* EXTRACT PROVIDED
☆ ☆ ☆

People are getting smarter, but the electorate is dumbing down. Government lies and bastardry pepper the broadsheets; denied today, forgotten tomorrow. Corporate media favours the obvious: border protection, bigger guns, nastier pundits, our nation right or wrong. The web plays to a different crowd. Its a concentration camp for misfits, each one of us a Munch screamer spurting mental fluids from a laptop. Some are sick. But none so sick or dangerous as those driving the Coalition of the Killing.
It is beyond belief what is happening in our name. Last night Colin Powell admitted the insurgency in Iraq was getting worse. That is, ever more citizens rally against the occupiers. His solution? Bomb more citizens. Almost every night on SBS, you can see women and
children being dug from the Falluja rubble. In this web clip, you get a cockpit view of (what appears to be) a group of un-armed, un-warned citizens being blasted off their own streets; a war crime by any measure. The clip will not be screened on CNN. And as for the ABC news (Australia), the pounding of Iraqi cities gives way to endless drivel of roosters slaughtering the broncos. TV sports is the cowards drug. News is show biz. Terror is done by The Other, never us.

☆ ☆ ☆

* RAW DATA
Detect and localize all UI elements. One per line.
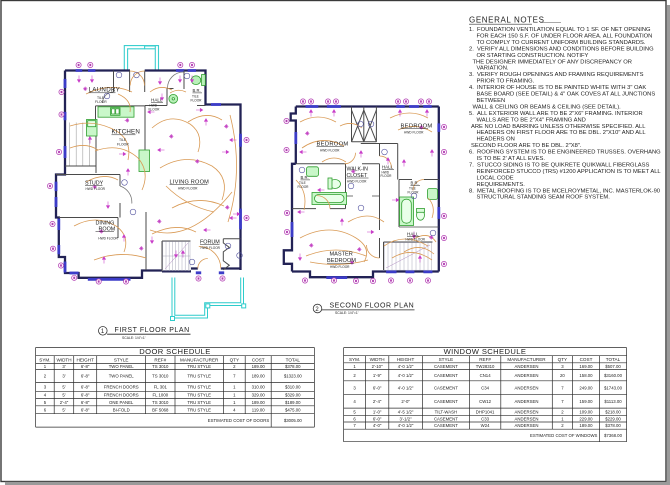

☆ ☆ ☆

Reproduce the entire opinion piece on the Iraq war and media coverage above, word for word.

* TASK OUTPUT
People are getting smarter, but the electorate is dumbing down. Government lies and bastardry pepper the broadsheets; denied today, forgotten tomorrow. Corporate media favours the obvious: border protection, bigger guns, nastier pundits, our nation right or wrong. The web plays to a different crowd. Its a concentration camp for misfits, each one of us a Munch screamer spurting mental fluids from a laptop. Some are sick. But none so sick or dangerous as those driving the Coalition of the Killing.
It is beyond belief what is happening in our name. Last night Colin Powell admitted the insurgency in Iraq was getting worse. That is, ever more citizens rally against the occupiers. His solution? Bomb more citizens. Almost every night on SBS, you can see women and
children being dug from the Falluja rubble. In this web clip, you get a cockpit view of (what appears to be) a group of un-armed, un-warned citizens being blasted off their own streets; a war crime by any measure. The clip will not be screened on CNN. And as for the ABC news (Australia), the pounding of Iraqi cities gives way to endless drivel of roosters slaughtering the broncos. TV sports is the cowards drug. News is show biz. Terror is done by The Other, never us.